What to produce.
Below are some entries. Copy each line that holds the string "title".

Material provided.
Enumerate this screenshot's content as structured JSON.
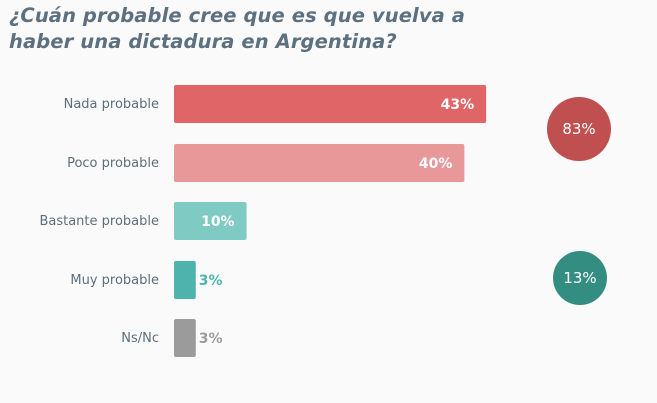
{
  "chart_data": {
    "type": "bar",
    "orientation": "horizontal",
    "title": "¿Cuán probable cree que es que vuelva a haber una dictadura en Argentina?",
    "xlabel": "",
    "ylabel": "",
    "unit": "%",
    "xlim": [
      0,
      43
    ],
    "grid": false,
    "categories": [
      "Nada probable",
      "Poco probable",
      "Bastante probable",
      "Muy probable",
      "Ns/Nc"
    ],
    "values": [
      43,
      40,
      10,
      3,
      3
    ],
    "value_labels": [
      "43%",
      "40%",
      "10%",
      "3%",
      "3%"
    ],
    "colors": [
      "#e06566",
      "#e99899",
      "#7fcbc4",
      "#4db3ac",
      "#9b9b9b"
    ],
    "summaries": [
      {
        "label": "83%",
        "value": 83,
        "groups": [
          "Nada probable",
          "Poco probable"
        ],
        "color": "#c0504f"
      },
      {
        "label": "13%",
        "value": 13,
        "groups": [
          "Bastante probable",
          "Muy probable"
        ],
        "color": "#338d80"
      }
    ]
  }
}
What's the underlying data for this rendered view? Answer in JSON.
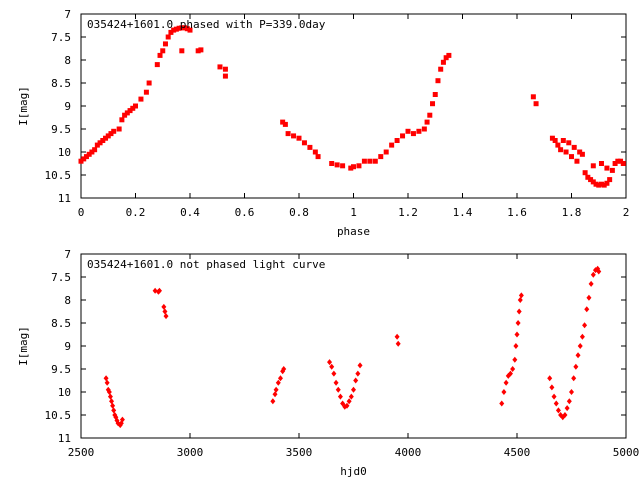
{
  "chart_data": [
    {
      "type": "scatter",
      "title": "035424+1601.0 phased with P=339.0day",
      "xlabel": "phase",
      "ylabel": "I[mag]",
      "xlim": [
        0,
        2
      ],
      "ylim": [
        7,
        11
      ],
      "y_reversed": true,
      "xticks": [
        "0",
        "0.2",
        "0.4",
        "0.6",
        "0.8",
        "1",
        "1.2",
        "1.4",
        "1.6",
        "1.8",
        "2"
      ],
      "yticks": [
        "7",
        "7.5",
        "8",
        "8.5",
        "9",
        "9.5",
        "10",
        "10.5",
        "11"
      ],
      "grid": false,
      "marker_color": "#ff0000",
      "series": [
        {
          "points": [
            [
              0.0,
              10.2
            ],
            [
              0.01,
              10.15
            ],
            [
              0.02,
              10.1
            ],
            [
              0.03,
              10.05
            ],
            [
              0.04,
              10.0
            ],
            [
              0.05,
              9.95
            ],
            [
              0.06,
              9.85
            ],
            [
              0.07,
              9.8
            ],
            [
              0.08,
              9.75
            ],
            [
              0.09,
              9.7
            ],
            [
              0.1,
              9.65
            ],
            [
              0.11,
              9.6
            ],
            [
              0.12,
              9.55
            ],
            [
              0.14,
              9.5
            ],
            [
              0.15,
              9.3
            ],
            [
              0.16,
              9.2
            ],
            [
              0.17,
              9.15
            ],
            [
              0.18,
              9.1
            ],
            [
              0.19,
              9.05
            ],
            [
              0.2,
              9.0
            ],
            [
              0.22,
              8.85
            ],
            [
              0.24,
              8.7
            ],
            [
              0.25,
              8.5
            ],
            [
              0.28,
              8.1
            ],
            [
              0.29,
              7.9
            ],
            [
              0.3,
              7.8
            ],
            [
              0.31,
              7.65
            ],
            [
              0.32,
              7.5
            ],
            [
              0.33,
              7.4
            ],
            [
              0.34,
              7.35
            ],
            [
              0.35,
              7.33
            ],
            [
              0.36,
              7.31
            ],
            [
              0.37,
              7.3
            ],
            [
              0.38,
              7.3
            ],
            [
              0.39,
              7.32
            ],
            [
              0.4,
              7.35
            ],
            [
              0.37,
              7.8
            ],
            [
              0.43,
              7.8
            ],
            [
              0.44,
              7.78
            ],
            [
              0.51,
              8.15
            ],
            [
              0.53,
              8.2
            ],
            [
              0.53,
              8.35
            ],
            [
              0.74,
              9.35
            ],
            [
              0.75,
              9.4
            ],
            [
              0.76,
              9.6
            ],
            [
              0.78,
              9.65
            ],
            [
              0.8,
              9.7
            ],
            [
              0.82,
              9.8
            ],
            [
              0.84,
              9.9
            ],
            [
              0.86,
              10.0
            ],
            [
              0.87,
              10.1
            ],
            [
              0.92,
              10.25
            ],
            [
              0.94,
              10.28
            ],
            [
              0.96,
              10.3
            ],
            [
              0.99,
              10.35
            ],
            [
              1.0,
              10.32
            ],
            [
              1.02,
              10.3
            ],
            [
              1.04,
              10.2
            ],
            [
              1.06,
              10.2
            ],
            [
              1.08,
              10.2
            ],
            [
              1.1,
              10.1
            ],
            [
              1.12,
              10.0
            ],
            [
              1.14,
              9.85
            ],
            [
              1.16,
              9.75
            ],
            [
              1.18,
              9.65
            ],
            [
              1.2,
              9.55
            ],
            [
              1.22,
              9.6
            ],
            [
              1.24,
              9.55
            ],
            [
              1.26,
              9.5
            ],
            [
              1.27,
              9.35
            ],
            [
              1.28,
              9.2
            ],
            [
              1.29,
              8.95
            ],
            [
              1.3,
              8.75
            ],
            [
              1.31,
              8.45
            ],
            [
              1.32,
              8.2
            ],
            [
              1.33,
              8.05
            ],
            [
              1.34,
              7.95
            ],
            [
              1.35,
              7.9
            ],
            [
              1.66,
              8.8
            ],
            [
              1.67,
              8.95
            ],
            [
              1.73,
              9.7
            ],
            [
              1.74,
              9.75
            ],
            [
              1.75,
              9.85
            ],
            [
              1.76,
              9.95
            ],
            [
              1.77,
              9.75
            ],
            [
              1.78,
              10.0
            ],
            [
              1.79,
              9.8
            ],
            [
              1.8,
              10.1
            ],
            [
              1.81,
              9.9
            ],
            [
              1.82,
              10.2
            ],
            [
              1.83,
              10.0
            ],
            [
              1.84,
              10.05
            ],
            [
              1.85,
              10.45
            ],
            [
              1.86,
              10.55
            ],
            [
              1.87,
              10.6
            ],
            [
              1.88,
              10.65
            ],
            [
              1.89,
              10.7
            ],
            [
              1.9,
              10.72
            ],
            [
              1.91,
              10.7
            ],
            [
              1.92,
              10.72
            ],
            [
              1.93,
              10.68
            ],
            [
              1.94,
              10.6
            ],
            [
              1.95,
              10.4
            ],
            [
              1.96,
              10.25
            ],
            [
              1.97,
              10.2
            ],
            [
              1.98,
              10.2
            ],
            [
              1.99,
              10.25
            ],
            [
              1.93,
              10.35
            ],
            [
              1.88,
              10.3
            ],
            [
              1.91,
              10.25
            ]
          ]
        }
      ]
    },
    {
      "type": "scatter",
      "title": "035424+1601.0 not phased light curve",
      "xlabel": "hjd0",
      "ylabel": "I[mag]",
      "xlim": [
        2500,
        5000
      ],
      "ylim": [
        7,
        11
      ],
      "y_reversed": true,
      "xticks": [
        "2500",
        "3000",
        "3500",
        "4000",
        "4500",
        "5000"
      ],
      "yticks": [
        "7",
        "7.5",
        "8",
        "8.5",
        "9",
        "9.5",
        "10",
        "10.5",
        "11"
      ],
      "grid": false,
      "marker_color": "#ff0000",
      "series": [
        {
          "points": [
            [
              2615,
              9.7
            ],
            [
              2620,
              9.8
            ],
            [
              2625,
              9.95
            ],
            [
              2630,
              10.0
            ],
            [
              2635,
              10.1
            ],
            [
              2640,
              10.2
            ],
            [
              2645,
              10.3
            ],
            [
              2650,
              10.4
            ],
            [
              2655,
              10.5
            ],
            [
              2660,
              10.55
            ],
            [
              2665,
              10.62
            ],
            [
              2670,
              10.68
            ],
            [
              2680,
              10.72
            ],
            [
              2685,
              10.68
            ],
            [
              2690,
              10.6
            ],
            [
              2840,
              7.8
            ],
            [
              2855,
              7.82
            ],
            [
              2860,
              7.8
            ],
            [
              2880,
              8.15
            ],
            [
              2885,
              8.25
            ],
            [
              2890,
              8.35
            ],
            [
              3380,
              10.2
            ],
            [
              3390,
              10.05
            ],
            [
              3395,
              9.95
            ],
            [
              3405,
              9.8
            ],
            [
              3415,
              9.7
            ],
            [
              3425,
              9.55
            ],
            [
              3430,
              9.5
            ],
            [
              3640,
              9.35
            ],
            [
              3650,
              9.45
            ],
            [
              3660,
              9.6
            ],
            [
              3670,
              9.8
            ],
            [
              3680,
              9.95
            ],
            [
              3690,
              10.1
            ],
            [
              3700,
              10.25
            ],
            [
              3710,
              10.32
            ],
            [
              3720,
              10.3
            ],
            [
              3730,
              10.2
            ],
            [
              3740,
              10.1
            ],
            [
              3750,
              9.95
            ],
            [
              3760,
              9.75
            ],
            [
              3770,
              9.6
            ],
            [
              3780,
              9.42
            ],
            [
              3950,
              8.8
            ],
            [
              3955,
              8.95
            ],
            [
              4430,
              10.25
            ],
            [
              4440,
              10.0
            ],
            [
              4450,
              9.8
            ],
            [
              4460,
              9.65
            ],
            [
              4470,
              9.6
            ],
            [
              4480,
              9.5
            ],
            [
              4490,
              9.3
            ],
            [
              4495,
              9.0
            ],
            [
              4500,
              8.75
            ],
            [
              4505,
              8.5
            ],
            [
              4510,
              8.25
            ],
            [
              4515,
              8.0
            ],
            [
              4520,
              7.9
            ],
            [
              4650,
              9.7
            ],
            [
              4660,
              9.9
            ],
            [
              4670,
              10.1
            ],
            [
              4680,
              10.25
            ],
            [
              4690,
              10.4
            ],
            [
              4700,
              10.5
            ],
            [
              4710,
              10.55
            ],
            [
              4720,
              10.5
            ],
            [
              4730,
              10.35
            ],
            [
              4740,
              10.2
            ],
            [
              4750,
              10.0
            ],
            [
              4760,
              9.7
            ],
            [
              4770,
              9.45
            ],
            [
              4780,
              9.2
            ],
            [
              4790,
              9.0
            ],
            [
              4800,
              8.8
            ],
            [
              4810,
              8.55
            ],
            [
              4820,
              8.2
            ],
            [
              4830,
              7.95
            ],
            [
              4840,
              7.65
            ],
            [
              4850,
              7.45
            ],
            [
              4860,
              7.35
            ],
            [
              4870,
              7.32
            ],
            [
              4875,
              7.38
            ]
          ]
        }
      ]
    }
  ]
}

Written answer.
    "title": "¿Cuán probable cree que es que vuelva a haber una dictadura en Argentina?",
      "title": "035424+1601.0 phased with P=339.0day",
      "title": "035424+1601.0 not phased light curve",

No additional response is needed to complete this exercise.